For the entries that follow, tally the lines holding the string "this". Give the total and nothing else.
* * *
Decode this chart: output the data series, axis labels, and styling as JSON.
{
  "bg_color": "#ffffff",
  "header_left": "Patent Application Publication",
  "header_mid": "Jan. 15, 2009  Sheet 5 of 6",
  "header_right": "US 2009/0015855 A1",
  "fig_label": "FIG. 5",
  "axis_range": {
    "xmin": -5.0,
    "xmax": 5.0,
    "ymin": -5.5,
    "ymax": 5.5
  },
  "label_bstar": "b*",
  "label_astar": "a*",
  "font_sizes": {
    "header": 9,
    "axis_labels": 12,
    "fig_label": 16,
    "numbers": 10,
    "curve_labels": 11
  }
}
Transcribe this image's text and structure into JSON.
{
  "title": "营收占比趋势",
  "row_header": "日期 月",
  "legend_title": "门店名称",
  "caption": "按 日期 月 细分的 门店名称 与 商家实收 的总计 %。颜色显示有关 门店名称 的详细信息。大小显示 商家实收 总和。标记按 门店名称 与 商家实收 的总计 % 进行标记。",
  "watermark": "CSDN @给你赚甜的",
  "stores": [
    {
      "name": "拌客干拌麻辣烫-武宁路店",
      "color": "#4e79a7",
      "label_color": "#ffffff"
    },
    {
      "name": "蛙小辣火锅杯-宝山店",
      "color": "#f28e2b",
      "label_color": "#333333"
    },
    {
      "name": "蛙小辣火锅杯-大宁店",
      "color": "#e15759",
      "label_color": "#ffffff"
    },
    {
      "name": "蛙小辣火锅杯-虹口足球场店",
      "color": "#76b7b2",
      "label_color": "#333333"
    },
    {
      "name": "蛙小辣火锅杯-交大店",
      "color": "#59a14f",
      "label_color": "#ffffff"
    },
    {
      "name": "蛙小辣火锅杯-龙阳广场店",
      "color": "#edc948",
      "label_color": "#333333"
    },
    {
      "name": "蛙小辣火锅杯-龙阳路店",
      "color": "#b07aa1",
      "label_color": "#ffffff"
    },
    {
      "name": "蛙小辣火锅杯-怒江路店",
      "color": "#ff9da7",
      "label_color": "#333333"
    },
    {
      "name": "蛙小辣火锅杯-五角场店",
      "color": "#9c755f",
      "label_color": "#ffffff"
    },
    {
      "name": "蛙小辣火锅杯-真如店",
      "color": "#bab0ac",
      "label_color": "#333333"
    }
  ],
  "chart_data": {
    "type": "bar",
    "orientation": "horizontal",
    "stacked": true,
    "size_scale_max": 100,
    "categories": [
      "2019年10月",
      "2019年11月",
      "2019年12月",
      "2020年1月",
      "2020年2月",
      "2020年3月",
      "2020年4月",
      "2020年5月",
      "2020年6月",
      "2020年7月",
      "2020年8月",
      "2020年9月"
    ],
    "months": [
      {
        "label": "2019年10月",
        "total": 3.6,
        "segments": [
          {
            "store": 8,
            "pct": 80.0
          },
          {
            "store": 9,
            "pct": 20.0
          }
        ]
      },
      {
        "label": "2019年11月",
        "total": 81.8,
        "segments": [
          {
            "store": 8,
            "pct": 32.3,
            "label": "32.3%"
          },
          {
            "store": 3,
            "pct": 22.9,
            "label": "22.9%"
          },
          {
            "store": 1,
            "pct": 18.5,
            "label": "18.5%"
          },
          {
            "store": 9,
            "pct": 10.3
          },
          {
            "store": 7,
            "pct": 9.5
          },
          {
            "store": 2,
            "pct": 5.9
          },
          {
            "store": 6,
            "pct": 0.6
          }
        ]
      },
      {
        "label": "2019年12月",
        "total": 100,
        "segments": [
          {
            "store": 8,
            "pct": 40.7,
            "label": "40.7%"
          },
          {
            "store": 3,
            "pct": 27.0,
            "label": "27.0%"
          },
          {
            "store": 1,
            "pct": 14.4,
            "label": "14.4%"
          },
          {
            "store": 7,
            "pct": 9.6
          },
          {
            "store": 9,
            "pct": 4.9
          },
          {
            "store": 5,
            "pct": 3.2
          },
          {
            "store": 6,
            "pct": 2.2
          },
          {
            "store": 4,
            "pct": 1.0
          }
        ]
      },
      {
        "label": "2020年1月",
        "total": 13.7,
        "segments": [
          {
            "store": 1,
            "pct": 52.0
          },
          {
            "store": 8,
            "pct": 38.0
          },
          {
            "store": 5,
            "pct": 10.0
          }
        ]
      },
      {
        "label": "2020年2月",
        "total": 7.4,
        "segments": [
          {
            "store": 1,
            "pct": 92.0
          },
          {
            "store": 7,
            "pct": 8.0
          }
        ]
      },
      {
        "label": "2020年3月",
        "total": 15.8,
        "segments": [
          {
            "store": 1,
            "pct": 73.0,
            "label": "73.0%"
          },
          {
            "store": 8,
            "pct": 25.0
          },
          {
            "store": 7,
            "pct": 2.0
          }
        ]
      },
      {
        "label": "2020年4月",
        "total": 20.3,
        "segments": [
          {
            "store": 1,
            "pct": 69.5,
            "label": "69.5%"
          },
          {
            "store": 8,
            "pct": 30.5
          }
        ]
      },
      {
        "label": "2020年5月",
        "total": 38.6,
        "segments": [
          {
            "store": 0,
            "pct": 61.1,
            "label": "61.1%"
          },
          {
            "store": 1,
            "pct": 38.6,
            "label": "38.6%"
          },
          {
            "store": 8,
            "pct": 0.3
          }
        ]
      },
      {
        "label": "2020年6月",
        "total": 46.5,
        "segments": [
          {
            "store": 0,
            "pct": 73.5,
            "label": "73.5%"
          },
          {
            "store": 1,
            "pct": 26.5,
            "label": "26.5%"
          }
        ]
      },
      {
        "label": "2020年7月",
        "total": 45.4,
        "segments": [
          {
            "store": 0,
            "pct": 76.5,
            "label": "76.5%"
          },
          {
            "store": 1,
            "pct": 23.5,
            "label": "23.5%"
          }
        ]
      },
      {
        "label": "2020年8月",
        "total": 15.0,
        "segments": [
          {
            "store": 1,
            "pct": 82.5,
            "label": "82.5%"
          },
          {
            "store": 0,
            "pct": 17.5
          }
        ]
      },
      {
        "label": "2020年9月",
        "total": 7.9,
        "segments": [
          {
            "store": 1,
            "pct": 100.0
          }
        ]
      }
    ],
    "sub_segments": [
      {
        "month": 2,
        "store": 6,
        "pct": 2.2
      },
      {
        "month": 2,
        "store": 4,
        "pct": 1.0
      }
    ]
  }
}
* * *
Result of the task =>
2